GIVEN PROBLEM: Select the lines below containing the word "size".
___ RECORD EXTRACTS
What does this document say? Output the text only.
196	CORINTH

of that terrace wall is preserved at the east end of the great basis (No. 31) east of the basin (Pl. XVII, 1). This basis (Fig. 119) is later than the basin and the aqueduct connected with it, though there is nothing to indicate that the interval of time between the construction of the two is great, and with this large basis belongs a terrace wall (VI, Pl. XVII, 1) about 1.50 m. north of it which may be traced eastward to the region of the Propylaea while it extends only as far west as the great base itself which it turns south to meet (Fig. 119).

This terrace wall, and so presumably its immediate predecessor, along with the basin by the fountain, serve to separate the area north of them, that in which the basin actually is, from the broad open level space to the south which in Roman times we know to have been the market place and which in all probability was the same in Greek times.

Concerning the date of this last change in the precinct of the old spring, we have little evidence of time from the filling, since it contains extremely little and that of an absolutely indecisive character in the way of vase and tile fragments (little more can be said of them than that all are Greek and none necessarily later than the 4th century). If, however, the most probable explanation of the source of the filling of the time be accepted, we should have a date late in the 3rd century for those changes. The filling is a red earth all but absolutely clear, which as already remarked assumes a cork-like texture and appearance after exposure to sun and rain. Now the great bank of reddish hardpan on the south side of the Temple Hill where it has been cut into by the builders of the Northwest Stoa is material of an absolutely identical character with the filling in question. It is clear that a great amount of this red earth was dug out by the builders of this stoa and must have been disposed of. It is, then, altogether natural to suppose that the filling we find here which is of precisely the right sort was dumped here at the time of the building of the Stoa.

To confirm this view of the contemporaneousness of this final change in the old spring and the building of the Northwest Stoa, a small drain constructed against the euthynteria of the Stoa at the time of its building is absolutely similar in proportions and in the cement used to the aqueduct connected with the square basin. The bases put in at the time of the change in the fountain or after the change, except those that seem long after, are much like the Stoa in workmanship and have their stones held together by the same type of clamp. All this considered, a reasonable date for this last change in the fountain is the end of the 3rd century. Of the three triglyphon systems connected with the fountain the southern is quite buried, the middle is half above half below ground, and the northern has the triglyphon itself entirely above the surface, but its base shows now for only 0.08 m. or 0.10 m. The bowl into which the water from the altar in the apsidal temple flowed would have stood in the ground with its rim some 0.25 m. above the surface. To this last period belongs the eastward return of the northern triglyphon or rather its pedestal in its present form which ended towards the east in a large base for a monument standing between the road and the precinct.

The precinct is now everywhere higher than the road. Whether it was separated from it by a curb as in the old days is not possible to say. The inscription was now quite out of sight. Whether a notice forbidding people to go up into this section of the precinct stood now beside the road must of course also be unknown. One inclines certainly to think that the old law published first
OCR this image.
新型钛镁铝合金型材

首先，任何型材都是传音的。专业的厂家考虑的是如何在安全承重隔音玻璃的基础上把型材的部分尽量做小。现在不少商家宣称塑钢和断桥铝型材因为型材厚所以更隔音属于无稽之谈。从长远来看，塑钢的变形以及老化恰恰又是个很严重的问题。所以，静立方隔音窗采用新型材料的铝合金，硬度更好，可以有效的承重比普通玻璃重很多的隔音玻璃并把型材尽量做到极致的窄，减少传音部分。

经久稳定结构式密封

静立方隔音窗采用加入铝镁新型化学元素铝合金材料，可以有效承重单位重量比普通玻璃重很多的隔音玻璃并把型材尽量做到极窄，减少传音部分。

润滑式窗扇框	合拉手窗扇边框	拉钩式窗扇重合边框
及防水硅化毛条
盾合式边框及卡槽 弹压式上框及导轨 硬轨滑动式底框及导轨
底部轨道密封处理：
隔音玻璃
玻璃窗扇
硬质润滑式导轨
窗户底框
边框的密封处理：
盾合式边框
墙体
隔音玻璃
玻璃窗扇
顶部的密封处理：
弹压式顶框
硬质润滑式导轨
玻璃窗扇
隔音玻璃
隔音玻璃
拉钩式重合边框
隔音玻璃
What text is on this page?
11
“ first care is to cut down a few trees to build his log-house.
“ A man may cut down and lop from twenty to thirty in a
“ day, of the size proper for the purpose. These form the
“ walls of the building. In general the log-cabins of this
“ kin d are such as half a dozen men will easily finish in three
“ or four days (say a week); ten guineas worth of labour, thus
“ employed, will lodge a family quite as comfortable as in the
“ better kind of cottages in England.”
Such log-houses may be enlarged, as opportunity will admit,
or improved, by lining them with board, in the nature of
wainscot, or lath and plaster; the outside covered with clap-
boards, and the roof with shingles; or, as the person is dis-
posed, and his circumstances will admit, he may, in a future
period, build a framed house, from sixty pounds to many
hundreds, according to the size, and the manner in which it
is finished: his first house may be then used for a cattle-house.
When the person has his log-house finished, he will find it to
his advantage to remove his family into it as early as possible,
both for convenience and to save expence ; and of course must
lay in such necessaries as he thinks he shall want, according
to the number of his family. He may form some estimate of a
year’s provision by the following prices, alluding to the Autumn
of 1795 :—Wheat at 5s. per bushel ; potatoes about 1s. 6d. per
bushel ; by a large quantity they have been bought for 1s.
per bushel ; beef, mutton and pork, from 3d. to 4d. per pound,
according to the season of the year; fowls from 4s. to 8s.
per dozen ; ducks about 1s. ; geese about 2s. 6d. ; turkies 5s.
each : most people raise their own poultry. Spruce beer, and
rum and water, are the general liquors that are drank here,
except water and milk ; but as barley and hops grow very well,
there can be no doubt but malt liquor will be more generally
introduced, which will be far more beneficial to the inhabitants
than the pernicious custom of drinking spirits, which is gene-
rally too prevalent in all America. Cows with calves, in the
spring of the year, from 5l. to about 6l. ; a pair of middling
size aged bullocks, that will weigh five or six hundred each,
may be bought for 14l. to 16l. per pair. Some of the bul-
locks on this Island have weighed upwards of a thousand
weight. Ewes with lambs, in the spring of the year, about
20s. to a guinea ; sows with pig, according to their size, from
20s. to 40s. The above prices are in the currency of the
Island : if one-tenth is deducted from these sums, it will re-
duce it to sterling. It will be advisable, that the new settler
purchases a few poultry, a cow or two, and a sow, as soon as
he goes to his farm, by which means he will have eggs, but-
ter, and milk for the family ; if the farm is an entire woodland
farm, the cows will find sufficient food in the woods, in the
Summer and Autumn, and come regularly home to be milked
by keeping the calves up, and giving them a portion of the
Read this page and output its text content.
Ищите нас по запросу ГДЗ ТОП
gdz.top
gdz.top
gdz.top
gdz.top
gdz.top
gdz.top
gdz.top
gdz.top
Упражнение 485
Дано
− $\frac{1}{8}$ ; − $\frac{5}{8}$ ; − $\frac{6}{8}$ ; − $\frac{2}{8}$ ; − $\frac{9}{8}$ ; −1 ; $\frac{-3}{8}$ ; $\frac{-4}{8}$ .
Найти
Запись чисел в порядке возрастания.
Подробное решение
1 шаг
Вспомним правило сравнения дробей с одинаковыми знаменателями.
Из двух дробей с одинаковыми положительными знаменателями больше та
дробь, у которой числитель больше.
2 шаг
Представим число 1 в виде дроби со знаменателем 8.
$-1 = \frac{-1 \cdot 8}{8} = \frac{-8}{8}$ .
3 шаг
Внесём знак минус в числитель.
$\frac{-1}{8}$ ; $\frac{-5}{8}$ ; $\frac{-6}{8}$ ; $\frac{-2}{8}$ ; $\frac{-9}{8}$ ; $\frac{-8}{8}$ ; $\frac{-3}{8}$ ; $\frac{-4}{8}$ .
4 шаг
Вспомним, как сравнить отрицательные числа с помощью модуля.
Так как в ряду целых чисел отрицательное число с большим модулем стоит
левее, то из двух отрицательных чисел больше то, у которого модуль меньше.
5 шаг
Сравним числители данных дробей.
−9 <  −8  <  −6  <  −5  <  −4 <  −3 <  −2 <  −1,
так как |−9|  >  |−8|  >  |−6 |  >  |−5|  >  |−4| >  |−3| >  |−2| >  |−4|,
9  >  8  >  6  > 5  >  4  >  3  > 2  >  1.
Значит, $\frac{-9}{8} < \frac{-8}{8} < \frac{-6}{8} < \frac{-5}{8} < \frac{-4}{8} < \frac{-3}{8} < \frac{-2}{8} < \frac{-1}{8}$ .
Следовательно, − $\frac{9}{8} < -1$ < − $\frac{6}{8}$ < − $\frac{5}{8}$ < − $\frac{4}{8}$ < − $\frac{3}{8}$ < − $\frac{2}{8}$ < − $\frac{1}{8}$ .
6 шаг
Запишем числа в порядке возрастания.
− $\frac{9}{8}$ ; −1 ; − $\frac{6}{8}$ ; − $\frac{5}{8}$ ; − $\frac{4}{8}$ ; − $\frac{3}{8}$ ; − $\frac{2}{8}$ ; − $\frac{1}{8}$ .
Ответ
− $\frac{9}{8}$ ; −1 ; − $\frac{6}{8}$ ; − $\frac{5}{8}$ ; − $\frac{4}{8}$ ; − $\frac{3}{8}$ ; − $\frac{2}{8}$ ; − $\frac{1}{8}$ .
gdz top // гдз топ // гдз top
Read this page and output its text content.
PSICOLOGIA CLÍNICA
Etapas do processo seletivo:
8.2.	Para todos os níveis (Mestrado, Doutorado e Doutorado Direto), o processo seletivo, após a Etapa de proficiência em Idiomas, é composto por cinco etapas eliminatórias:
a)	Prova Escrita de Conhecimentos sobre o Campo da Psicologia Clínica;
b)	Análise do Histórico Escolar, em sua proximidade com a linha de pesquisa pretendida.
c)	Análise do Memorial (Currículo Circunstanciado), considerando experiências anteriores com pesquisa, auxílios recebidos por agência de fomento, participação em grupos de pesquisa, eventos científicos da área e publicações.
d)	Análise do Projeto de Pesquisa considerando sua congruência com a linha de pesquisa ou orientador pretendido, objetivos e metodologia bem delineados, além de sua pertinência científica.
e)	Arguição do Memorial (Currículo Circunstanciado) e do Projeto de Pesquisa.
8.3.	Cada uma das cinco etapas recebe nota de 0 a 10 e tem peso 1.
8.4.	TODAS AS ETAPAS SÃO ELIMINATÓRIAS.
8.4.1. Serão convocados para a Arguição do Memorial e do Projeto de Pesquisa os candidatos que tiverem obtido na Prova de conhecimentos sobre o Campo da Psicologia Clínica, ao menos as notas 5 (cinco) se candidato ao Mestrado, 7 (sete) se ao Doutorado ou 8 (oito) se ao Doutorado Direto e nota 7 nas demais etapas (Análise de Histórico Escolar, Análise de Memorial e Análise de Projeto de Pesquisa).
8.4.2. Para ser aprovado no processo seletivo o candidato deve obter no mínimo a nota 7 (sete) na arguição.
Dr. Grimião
______
ANSWER IN FULL:
“ day, of the size proper for the purpose. These form the
hundreds, according to the size, and the manner in which it
size aged bullocks, that will weigh five or six hundred each,
20s. to a guinea ; sows with pig, according to their size, from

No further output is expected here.